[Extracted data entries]
-- begin --
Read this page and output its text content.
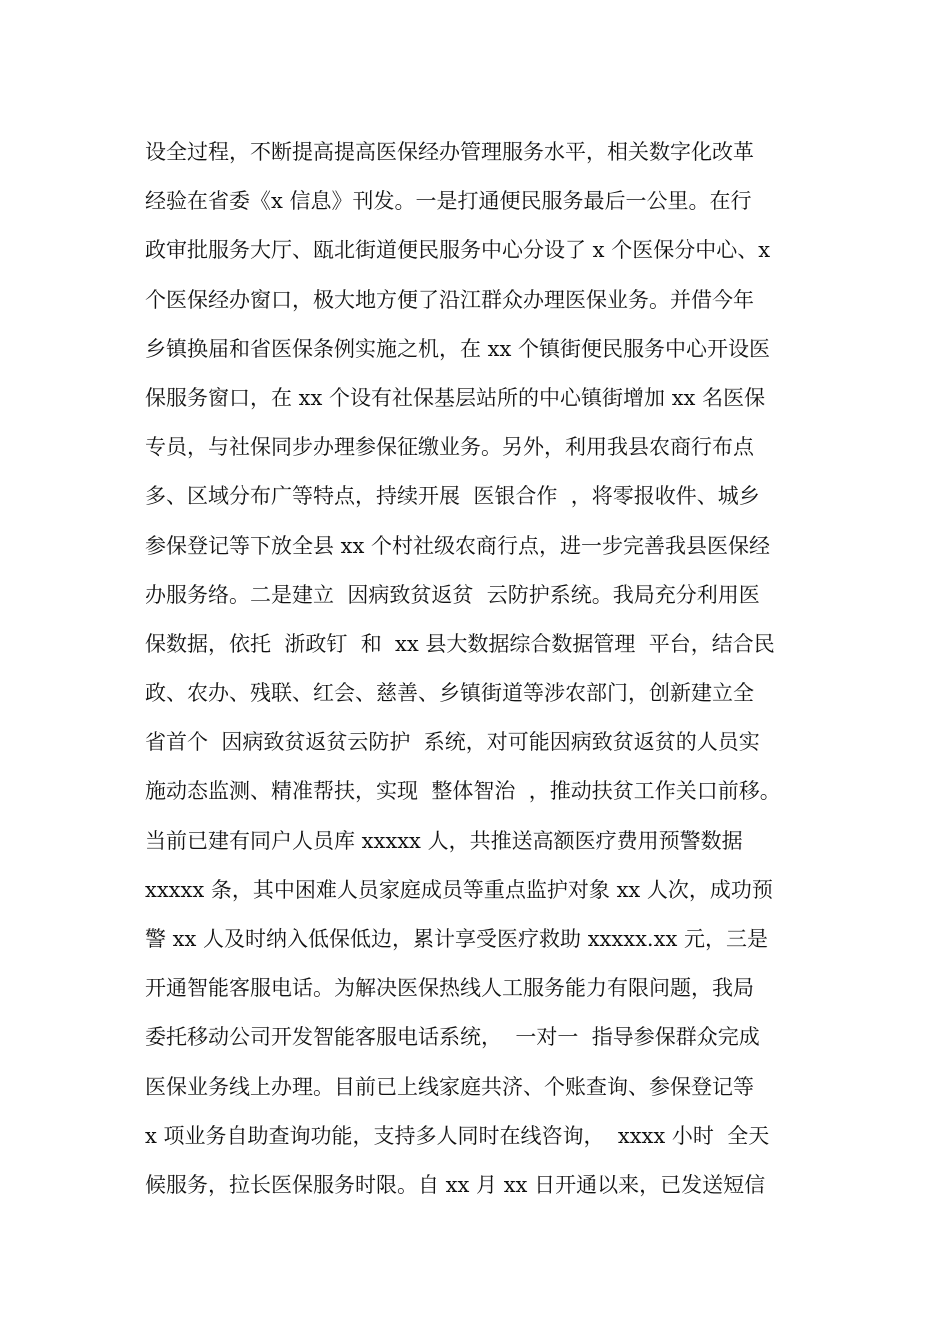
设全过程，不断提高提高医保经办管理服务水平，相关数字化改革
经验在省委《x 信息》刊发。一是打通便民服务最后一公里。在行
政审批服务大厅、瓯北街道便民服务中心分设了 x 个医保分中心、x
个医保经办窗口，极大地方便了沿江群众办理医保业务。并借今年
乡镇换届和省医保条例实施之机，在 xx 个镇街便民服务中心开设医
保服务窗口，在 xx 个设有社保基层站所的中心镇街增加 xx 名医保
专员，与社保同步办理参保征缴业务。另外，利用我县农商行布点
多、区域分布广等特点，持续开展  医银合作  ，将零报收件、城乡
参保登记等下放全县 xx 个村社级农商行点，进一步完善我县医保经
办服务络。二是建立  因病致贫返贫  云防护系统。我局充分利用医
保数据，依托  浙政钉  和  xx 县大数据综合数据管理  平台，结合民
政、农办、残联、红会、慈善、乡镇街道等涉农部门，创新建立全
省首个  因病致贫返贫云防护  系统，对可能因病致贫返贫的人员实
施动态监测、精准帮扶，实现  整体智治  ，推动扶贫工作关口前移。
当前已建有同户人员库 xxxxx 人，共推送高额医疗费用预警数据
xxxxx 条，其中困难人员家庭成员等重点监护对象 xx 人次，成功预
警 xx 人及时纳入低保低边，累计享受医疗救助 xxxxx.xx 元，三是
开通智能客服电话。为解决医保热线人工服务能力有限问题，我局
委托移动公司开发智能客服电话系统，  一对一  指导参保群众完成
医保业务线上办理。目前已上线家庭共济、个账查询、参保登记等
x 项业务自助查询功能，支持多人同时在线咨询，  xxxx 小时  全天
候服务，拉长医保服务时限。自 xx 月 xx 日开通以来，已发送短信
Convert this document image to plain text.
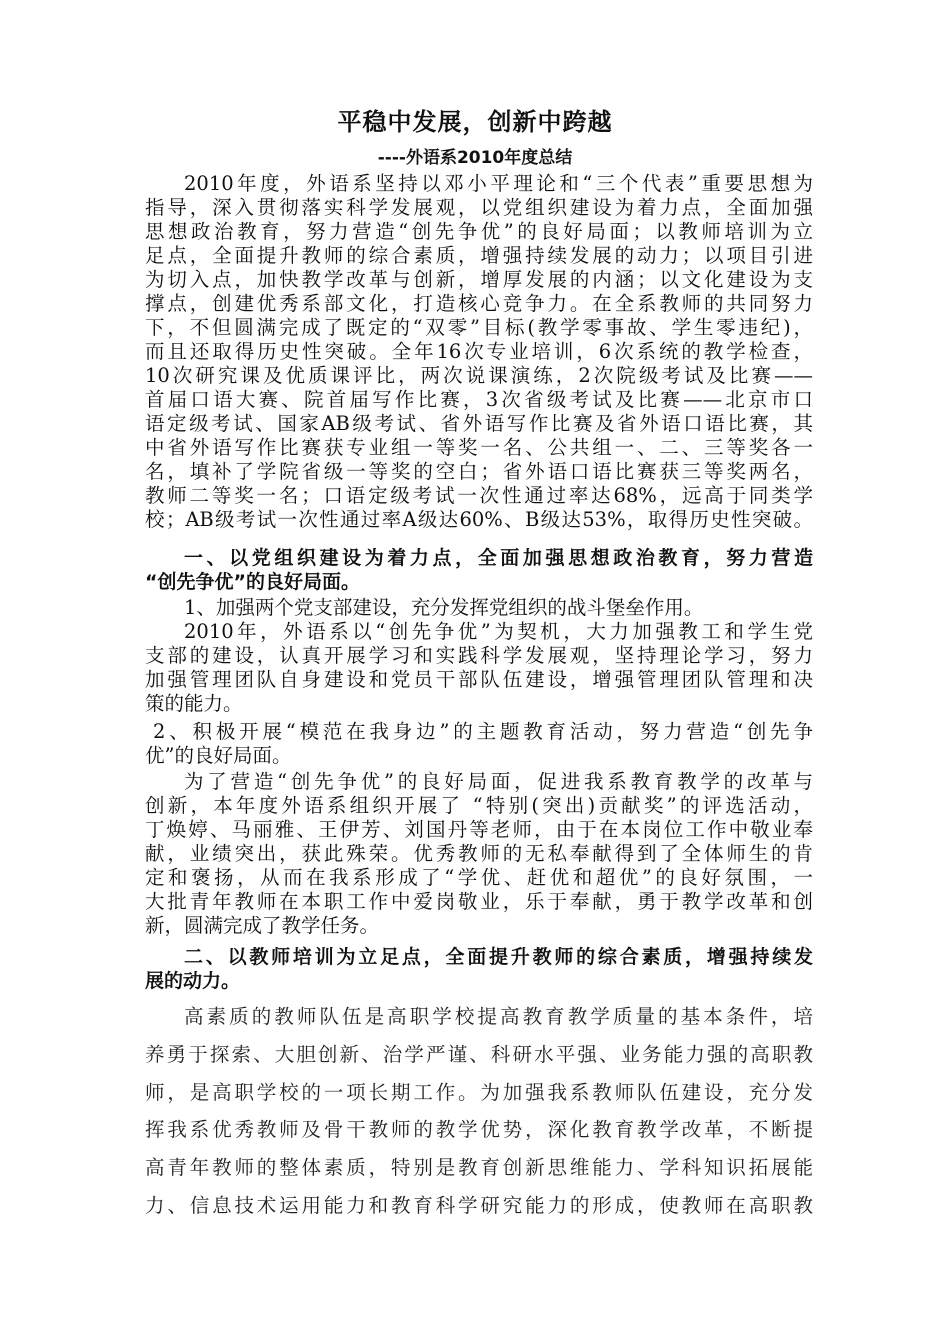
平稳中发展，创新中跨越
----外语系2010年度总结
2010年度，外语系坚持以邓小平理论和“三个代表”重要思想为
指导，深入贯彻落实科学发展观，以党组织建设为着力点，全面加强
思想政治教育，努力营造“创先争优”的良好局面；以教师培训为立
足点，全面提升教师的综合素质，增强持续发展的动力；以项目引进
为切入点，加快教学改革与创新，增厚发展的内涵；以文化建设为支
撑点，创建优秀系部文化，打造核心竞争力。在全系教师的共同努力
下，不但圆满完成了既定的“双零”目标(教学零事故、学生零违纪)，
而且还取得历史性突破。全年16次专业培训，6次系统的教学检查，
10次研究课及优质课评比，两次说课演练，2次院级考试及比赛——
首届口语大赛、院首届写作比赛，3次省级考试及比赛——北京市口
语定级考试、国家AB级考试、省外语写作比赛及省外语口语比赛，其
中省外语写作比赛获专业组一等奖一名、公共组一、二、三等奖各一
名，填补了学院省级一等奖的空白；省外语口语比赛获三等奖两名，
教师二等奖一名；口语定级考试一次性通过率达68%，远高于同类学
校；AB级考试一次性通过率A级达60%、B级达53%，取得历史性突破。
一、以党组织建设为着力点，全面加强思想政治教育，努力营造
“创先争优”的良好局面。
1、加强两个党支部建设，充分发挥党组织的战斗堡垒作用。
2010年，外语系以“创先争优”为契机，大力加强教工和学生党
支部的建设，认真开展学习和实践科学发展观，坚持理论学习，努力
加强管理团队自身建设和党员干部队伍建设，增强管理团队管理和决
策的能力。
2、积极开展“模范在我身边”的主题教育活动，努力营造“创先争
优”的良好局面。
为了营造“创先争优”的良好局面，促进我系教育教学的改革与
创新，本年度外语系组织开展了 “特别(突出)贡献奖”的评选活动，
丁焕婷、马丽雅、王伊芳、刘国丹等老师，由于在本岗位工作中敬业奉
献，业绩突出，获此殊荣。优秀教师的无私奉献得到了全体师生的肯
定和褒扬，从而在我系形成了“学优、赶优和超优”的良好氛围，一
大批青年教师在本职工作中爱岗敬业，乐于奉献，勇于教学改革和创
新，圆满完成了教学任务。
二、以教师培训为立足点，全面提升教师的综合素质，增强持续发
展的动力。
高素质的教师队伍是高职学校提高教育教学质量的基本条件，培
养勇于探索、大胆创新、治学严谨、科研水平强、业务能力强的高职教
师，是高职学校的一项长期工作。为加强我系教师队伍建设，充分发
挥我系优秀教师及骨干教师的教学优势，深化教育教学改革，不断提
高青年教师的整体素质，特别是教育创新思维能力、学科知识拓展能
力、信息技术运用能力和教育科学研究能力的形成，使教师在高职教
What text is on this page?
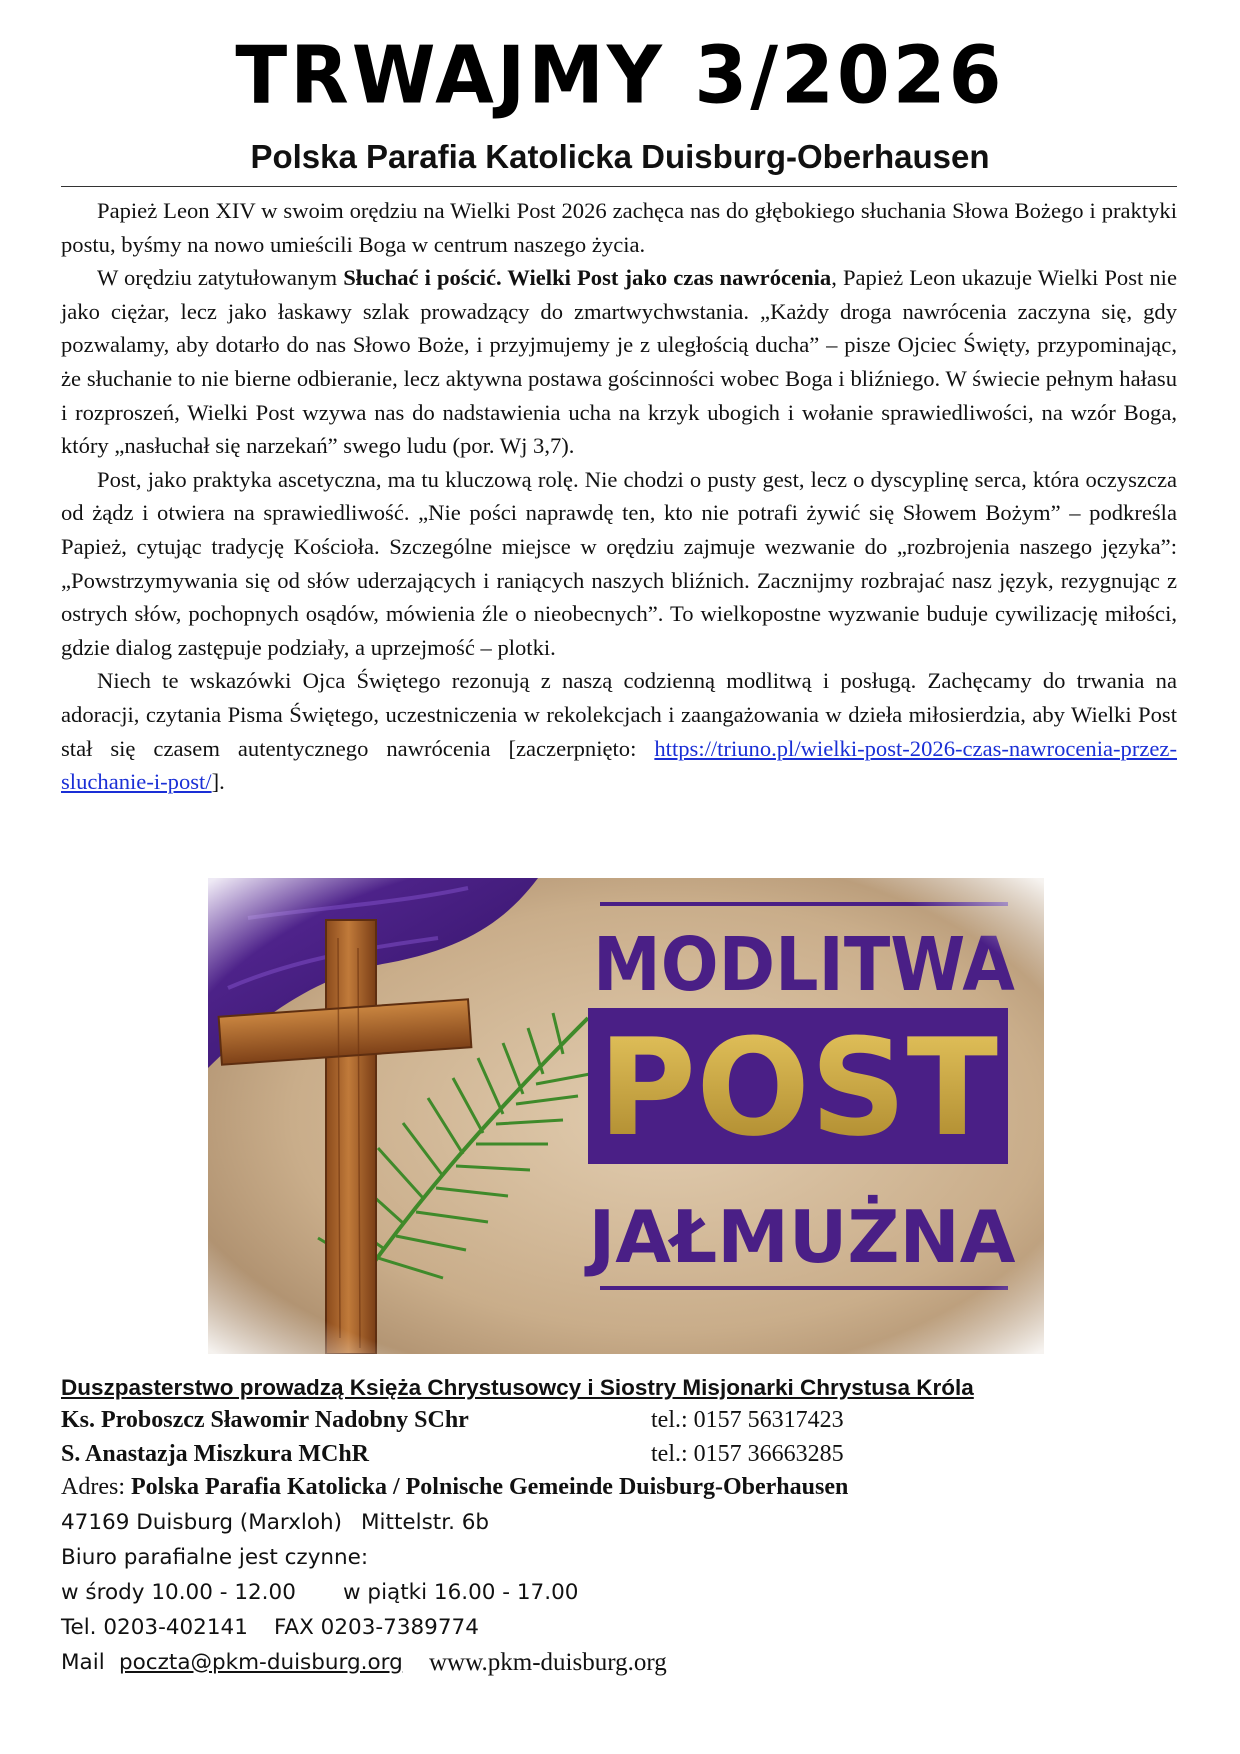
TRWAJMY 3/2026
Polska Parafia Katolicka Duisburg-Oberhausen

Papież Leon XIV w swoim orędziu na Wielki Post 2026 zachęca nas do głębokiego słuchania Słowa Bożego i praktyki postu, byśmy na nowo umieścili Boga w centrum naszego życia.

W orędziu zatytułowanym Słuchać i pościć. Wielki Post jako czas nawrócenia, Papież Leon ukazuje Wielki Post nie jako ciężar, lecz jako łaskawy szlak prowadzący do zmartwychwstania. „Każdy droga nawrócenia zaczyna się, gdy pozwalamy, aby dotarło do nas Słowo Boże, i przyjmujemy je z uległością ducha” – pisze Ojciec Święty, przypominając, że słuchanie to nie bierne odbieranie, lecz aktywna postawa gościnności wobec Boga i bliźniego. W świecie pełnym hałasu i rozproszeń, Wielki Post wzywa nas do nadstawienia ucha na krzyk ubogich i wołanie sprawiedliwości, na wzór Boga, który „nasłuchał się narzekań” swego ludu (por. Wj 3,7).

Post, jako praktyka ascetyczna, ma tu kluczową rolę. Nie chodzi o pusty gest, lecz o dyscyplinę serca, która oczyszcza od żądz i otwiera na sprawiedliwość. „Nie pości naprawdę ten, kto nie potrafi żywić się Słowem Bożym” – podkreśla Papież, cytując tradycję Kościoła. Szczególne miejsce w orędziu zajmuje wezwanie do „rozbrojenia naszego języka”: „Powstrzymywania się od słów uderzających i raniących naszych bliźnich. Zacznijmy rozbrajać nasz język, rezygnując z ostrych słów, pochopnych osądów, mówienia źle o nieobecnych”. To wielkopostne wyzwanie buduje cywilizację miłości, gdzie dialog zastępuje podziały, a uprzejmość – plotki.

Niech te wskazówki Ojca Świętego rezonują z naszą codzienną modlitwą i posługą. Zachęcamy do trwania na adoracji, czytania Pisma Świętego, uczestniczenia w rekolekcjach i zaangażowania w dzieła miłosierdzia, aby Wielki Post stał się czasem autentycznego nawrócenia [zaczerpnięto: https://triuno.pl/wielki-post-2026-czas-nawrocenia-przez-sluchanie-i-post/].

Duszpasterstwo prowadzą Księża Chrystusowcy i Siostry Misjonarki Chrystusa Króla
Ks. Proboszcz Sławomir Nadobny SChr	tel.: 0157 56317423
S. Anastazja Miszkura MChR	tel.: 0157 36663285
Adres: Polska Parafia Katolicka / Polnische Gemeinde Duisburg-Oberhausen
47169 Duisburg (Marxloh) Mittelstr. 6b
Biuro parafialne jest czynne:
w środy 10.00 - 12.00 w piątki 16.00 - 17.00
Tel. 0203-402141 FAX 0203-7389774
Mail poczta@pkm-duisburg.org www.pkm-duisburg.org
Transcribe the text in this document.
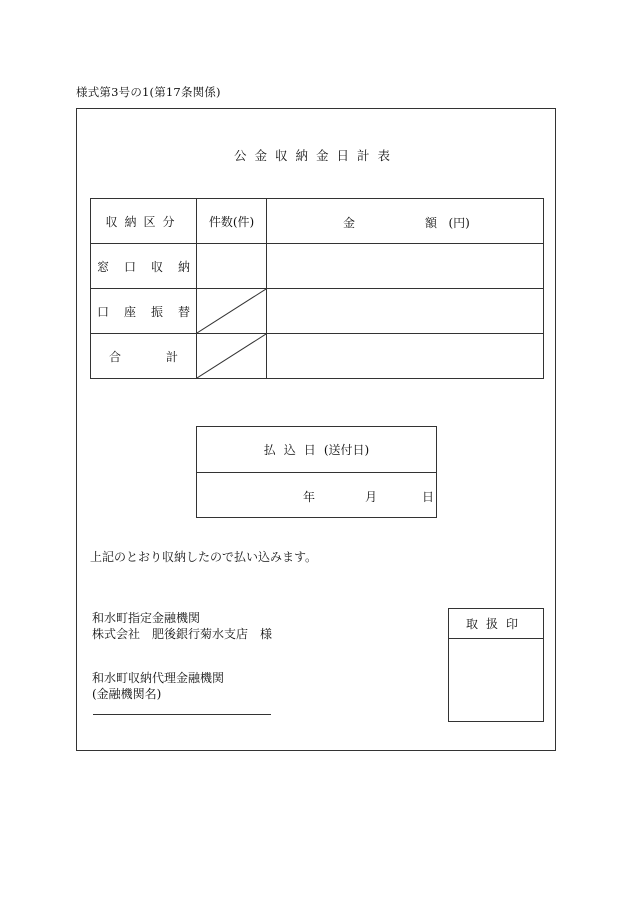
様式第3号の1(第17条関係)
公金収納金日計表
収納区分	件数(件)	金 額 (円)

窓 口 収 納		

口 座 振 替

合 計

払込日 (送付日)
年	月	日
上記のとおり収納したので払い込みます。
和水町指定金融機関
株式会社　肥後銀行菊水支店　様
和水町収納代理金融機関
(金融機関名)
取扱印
-- end --
→ **WHAT TO PRODUCE**: Transcribe the records above exactly as they appear, leaving out any pictures.

→ **TASK OUTPUT**:
Read this page and output its text content.
设全过程，不断提高提高医保经办管理服务水平，相关数字化改革
经验在省委《x 信息》刊发。一是打通便民服务最后一公里。在行
政审批服务大厅、瓯北街道便民服务中心分设了 x 个医保分中心、x
个医保经办窗口，极大地方便了沿江群众办理医保业务。并借今年
乡镇换届和省医保条例实施之机，在 xx 个镇街便民服务中心开设医
保服务窗口，在 xx 个设有社保基层站所的中心镇街增加 xx 名医保
专员，与社保同步办理参保征缴业务。另外，利用我县农商行布点
多、区域分布广等特点，持续开展  医银合作  ，将零报收件、城乡
参保登记等下放全县 xx 个村社级农商行点，进一步完善我县医保经
办服务络。二是建立  因病致贫返贫  云防护系统。我局充分利用医
保数据，依托  浙政钉  和  xx 县大数据综合数据管理  平台，结合民
政、农办、残联、红会、慈善、乡镇街道等涉农部门，创新建立全
省首个  因病致贫返贫云防护  系统，对可能因病致贫返贫的人员实
施动态监测、精准帮扶，实现  整体智治  ，推动扶贫工作关口前移。
当前已建有同户人员库 xxxxx 人，共推送高额医疗费用预警数据
xxxxx 条，其中困难人员家庭成员等重点监护对象 xx 人次，成功预
警 xx 人及时纳入低保低边，累计享受医疗救助 xxxxx.xx 元，三是
开通智能客服电话。为解决医保热线人工服务能力有限问题，我局
委托移动公司开发智能客服电话系统，  一对一  指导参保群众完成
医保业务线上办理。目前已上线家庭共济、个账查询、参保登记等
x 项业务自助查询功能，支持多人同时在线咨询，  xxxx 小时  全天
候服务，拉长医保服务时限。自 xx 月 xx 日开通以来，已发送短信
Convert this document image to plain text.
平稳中发展，创新中跨越
----外语系2010年度总结
2010年度，外语系坚持以邓小平理论和“三个代表”重要思想为
指导，深入贯彻落实科学发展观，以党组织建设为着力点，全面加强
思想政治教育，努力营造“创先争优”的良好局面；以教师培训为立
足点，全面提升教师的综合素质，增强持续发展的动力；以项目引进
为切入点，加快教学改革与创新，增厚发展的内涵；以文化建设为支
撑点，创建优秀系部文化，打造核心竞争力。在全系教师的共同努力
下，不但圆满完成了既定的“双零”目标(教学零事故、学生零违纪)，
而且还取得历史性突破。全年16次专业培训，6次系统的教学检查，
10次研究课及优质课评比，两次说课演练，2次院级考试及比赛——
首届口语大赛、院首届写作比赛，3次省级考试及比赛——北京市口
语定级考试、国家AB级考试、省外语写作比赛及省外语口语比赛，其
中省外语写作比赛获专业组一等奖一名、公共组一、二、三等奖各一
名，填补了学院省级一等奖的空白；省外语口语比赛获三等奖两名，
教师二等奖一名；口语定级考试一次性通过率达68%，远高于同类学
校；AB级考试一次性通过率A级达60%、B级达53%，取得历史性突破。
一、以党组织建设为着力点，全面加强思想政治教育，努力营造
“创先争优”的良好局面。
1、加强两个党支部建设，充分发挥党组织的战斗堡垒作用。
2010年，外语系以“创先争优”为契机，大力加强教工和学生党
支部的建设，认真开展学习和实践科学发展观，坚持理论学习，努力
加强管理团队自身建设和党员干部队伍建设，增强管理团队管理和决
策的能力。
2、积极开展“模范在我身边”的主题教育活动，努力营造“创先争
优”的良好局面。
为了营造“创先争优”的良好局面，促进我系教育教学的改革与
创新，本年度外语系组织开展了 “特别(突出)贡献奖”的评选活动，
丁焕婷、马丽雅、王伊芳、刘国丹等老师，由于在本岗位工作中敬业奉
献，业绩突出，获此殊荣。优秀教师的无私奉献得到了全体师生的肯
定和褒扬，从而在我系形成了“学优、赶优和超优”的良好氛围，一
大批青年教师在本职工作中爱岗敬业，乐于奉献，勇于教学改革和创
新，圆满完成了教学任务。
二、以教师培训为立足点，全面提升教师的综合素质，增强持续发
展的动力。
高素质的教师队伍是高职学校提高教育教学质量的基本条件，培
养勇于探索、大胆创新、治学严谨、科研水平强、业务能力强的高职教
师，是高职学校的一项长期工作。为加强我系教师队伍建设，充分发
挥我系优秀教师及骨干教师的教学优势，深化教育教学改革，不断提
高青年教师的整体素质，特别是教育创新思维能力、学科知识拓展能
力、信息技术运用能力和教育科学研究能力的形成，使教师在高职教
What text is on this page?
TRWAJMY 3/2026
Polska Parafia Katolicka Duisburg-Oberhausen

Papież Leon XIV w swoim orędziu na Wielki Post 2026 zachęca nas do głębokiego słuchania Słowa Bożego i praktyki postu, byśmy na nowo umieścili Boga w centrum naszego życia.

W orędziu zatytułowanym Słuchać i pościć. Wielki Post jako czas nawrócenia, Papież Leon ukazuje Wielki Post nie jako ciężar, lecz jako łaskawy szlak prowadzący do zmartwychwstania. „Każdy droga nawrócenia zaczyna się, gdy pozwalamy, aby dotarło do nas Słowo Boże, i przyjmujemy je z uległością ducha” – pisze Ojciec Święty, przypominając, że słuchanie to nie bierne odbieranie, lecz aktywna postawa gościnności wobec Boga i bliźniego. W świecie pełnym hałasu i rozproszeń, Wielki Post wzywa nas do nadstawienia ucha na krzyk ubogich i wołanie sprawiedliwości, na wzór Boga, który „nasłuchał się narzekań” swego ludu (por. Wj 3,7).

Post, jako praktyka ascetyczna, ma tu kluczową rolę. Nie chodzi o pusty gest, lecz o dyscyplinę serca, która oczyszcza od żądz i otwiera na sprawiedliwość. „Nie pości naprawdę ten, kto nie potrafi żywić się Słowem Bożym” – podkreśla Papież, cytując tradycję Kościoła. Szczególne miejsce w orędziu zajmuje wezwanie do „rozbrojenia naszego języka”: „Powstrzymywania się od słów uderzających i raniących naszych bliźnich. Zacznijmy rozbrajać nasz język, rezygnując z ostrych słów, pochopnych osądów, mówienia źle o nieobecnych”. To wielkopostne wyzwanie buduje cywilizację miłości, gdzie dialog zastępuje podziały, a uprzejmość – plotki.

Niech te wskazówki Ojca Świętego rezonują z naszą codzienną modlitwą i posługą. Zachęcamy do trwania na adoracji, czytania Pisma Świętego, uczestniczenia w rekolekcjach i zaangażowania w dzieła miłosierdzia, aby Wielki Post stał się czasem autentycznego nawrócenia [zaczerpnięto: https://triuno.pl/wielki-post-2026-czas-nawrocenia-przez-sluchanie-i-post/].

Duszpasterstwo prowadzą Księża Chrystusowcy i Siostry Misjonarki Chrystusa Króla
Ks. Proboszcz Sławomir Nadobny SChr	tel.: 0157 56317423
S. Anastazja Miszkura MChR	tel.: 0157 36663285
Adres: Polska Parafia Katolicka / Polnische Gemeinde Duisburg-Oberhausen
47169 Duisburg (Marxloh) Mittelstr. 6b
Biuro parafialne jest czynne:
w środy 10.00 - 12.00 w piątki 16.00 - 17.00
Tel. 0203-402141 FAX 0203-7389774
Mail poczta@pkm-duisburg.org www.pkm-duisburg.org
Transcribe the text in this document.
様式第3号の1(第17条関係)
公金収納金日計表
収納区分	件数(件)	金 額 (円)

窓 口 収 納		

口 座 振 替

合 計

払込日 (送付日)
年	月	日
上記のとおり収納したので払い込みます。
和水町指定金融機関
株式会社　肥後銀行菊水支店　様
和水町収納代理金融機関
(金融機関名)
取扱印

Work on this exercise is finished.